== WHAT TO DO ==
Provide nothing but the number of lines containing the string "table".
·····
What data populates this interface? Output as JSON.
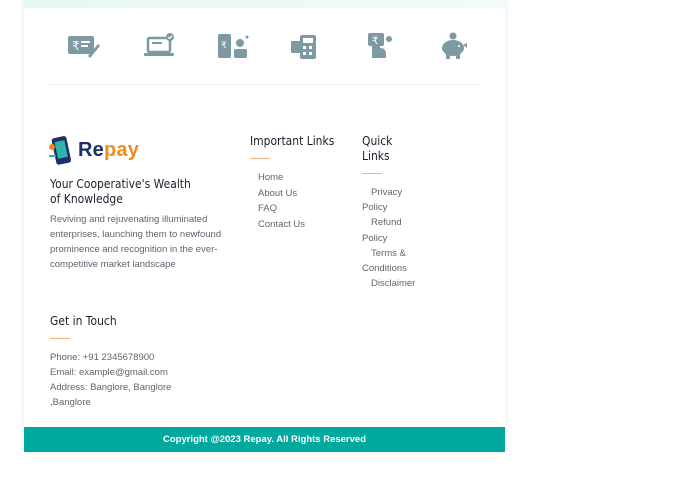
{
  "colors": {
    "accent": "#00a99d",
    "icon": "#7d9aa3",
    "heading": "#1d1f2e",
    "body_text": "#5f6470",
    "underline": "#f0b27a",
    "logo_re": "#1f2d6b",
    "logo_pay": "#f28c1e"
  },
  "service_icons": [
    "rupee-cheque-icon",
    "laptop-check-icon",
    "mobile-cash-icon",
    "calculator-card-icon",
    "hand-money-icon",
    "piggy-bank-icon"
  ],
  "brand": {
    "name_part1": "Re",
    "name_part2": "pay",
    "tagline": "Your Cooperative's Wealth of Knowledge",
    "about": "Reviving and rejuvenating illuminated enterprises, launching them to newfound prominence and recognition in the ever-competitive market landscape"
  },
  "get_in_touch": {
    "heading": "Get in Touch",
    "phone": "Phone: +91 2345678900",
    "email": "Email: example@gmail.com",
    "address": "Address: Banglore, Banglore ,Banglore"
  },
  "important_links": {
    "heading": "Important Links",
    "items": [
      "Home",
      "About Us",
      "FAQ",
      "Contact Us"
    ]
  },
  "quick_links": {
    "heading": "Quick Links",
    "items": [
      "Privacy Policy",
      "Refund Policy",
      "Terms & Conditions",
      "Disclaimer"
    ]
  },
  "footer": {
    "copyright": "Copyright @2023 Repay. All Rights Reserved"
  }
}
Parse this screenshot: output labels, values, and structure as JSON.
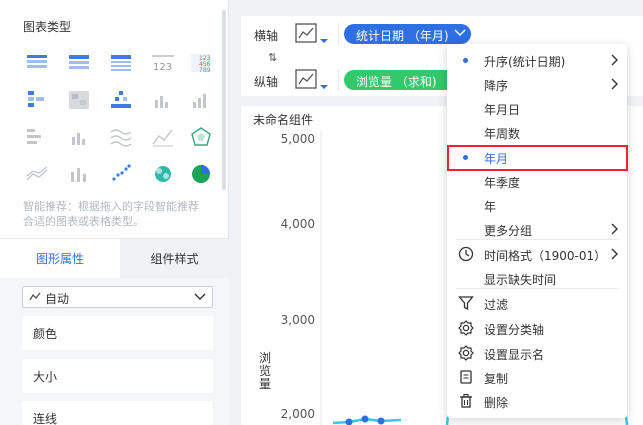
{
  "left_panel": {
    "title": "图表类型",
    "smart_tip": "智能推荐：根据拖入的字段智能推荐合适的图表或表格类型。",
    "chart_types": [
      {
        "icon": "table-icon"
      },
      {
        "icon": "cross-table-icon"
      },
      {
        "icon": "detail-table-icon"
      },
      {
        "icon": "kpi-number-icon"
      },
      {
        "icon": "colored-table-icon"
      },
      {
        "icon": "pivot-list-icon"
      },
      {
        "icon": "heatmap-table-icon"
      },
      {
        "icon": "stacked-bar-icon"
      },
      {
        "icon": "small-bar-icon"
      },
      {
        "icon": "grouped-bar-icon"
      },
      {
        "icon": "horizontal-bar-icon"
      },
      {
        "icon": "mini-column-icon"
      },
      {
        "icon": "wave-line-icon"
      },
      {
        "icon": "line-chart-icon"
      },
      {
        "icon": "radar-icon"
      },
      {
        "icon": "area-line-icon"
      },
      {
        "icon": "column-mixed-icon"
      },
      {
        "icon": "scatter-icon"
      },
      {
        "icon": "bubble-icon"
      },
      {
        "icon": "pie-icon"
      }
    ],
    "tabs": {
      "shape_props": "图形属性",
      "widget_style": "组件样式"
    },
    "auto_select": "自动",
    "properties": [
      "颜色",
      "大小",
      "连线"
    ]
  },
  "axis_panel": {
    "x_label": "横轴",
    "y_label": "纵轴",
    "x_field": "统计日期 （年月)",
    "y_field": "浏览量 （求和)",
    "swap_label": "⇅"
  },
  "chart": {
    "widget_title": "未命名组件",
    "ylabel": "浏览量",
    "y_ticks": [
      "5,000",
      "4,000",
      "3,000",
      "2,000"
    ]
  },
  "menu": {
    "items": [
      {
        "label": "升序(统计日期)",
        "dot": true,
        "arrow": true,
        "icon": ""
      },
      {
        "label": "降序",
        "dot": false,
        "arrow": true,
        "icon": ""
      },
      {
        "label": "年月日",
        "dot": false,
        "arrow": false,
        "icon": ""
      },
      {
        "label": "年周数",
        "dot": false,
        "arrow": false,
        "icon": ""
      },
      {
        "label": "年月",
        "dot": true,
        "arrow": false,
        "icon": "",
        "selected": true
      },
      {
        "label": "年季度",
        "dot": false,
        "arrow": false,
        "icon": ""
      },
      {
        "label": "年",
        "dot": false,
        "arrow": false,
        "icon": ""
      },
      {
        "label": "更多分组",
        "dot": false,
        "arrow": true,
        "icon": ""
      },
      {
        "label": "时间格式（1900-01）",
        "dot": false,
        "arrow": true,
        "icon": "clock-icon"
      },
      {
        "label": "显示缺失时间",
        "dot": false,
        "arrow": false,
        "icon": ""
      },
      {
        "label": "过滤",
        "dot": false,
        "arrow": false,
        "icon": "filter-icon"
      },
      {
        "label": "设置分类轴",
        "dot": false,
        "arrow": false,
        "icon": "gear-icon"
      },
      {
        "label": "设置显示名",
        "dot": false,
        "arrow": false,
        "icon": "gear-icon"
      },
      {
        "label": "复制",
        "dot": false,
        "arrow": false,
        "icon": "copy-icon"
      },
      {
        "label": "删除",
        "dot": false,
        "arrow": false,
        "icon": "trash-icon"
      }
    ]
  },
  "colors": {
    "accent": "#2f6fe4",
    "green": "#32c86b",
    "cyan": "#35c8e8",
    "highlight": "#e5262d"
  }
}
·····
== TASK SOLUTION ==
5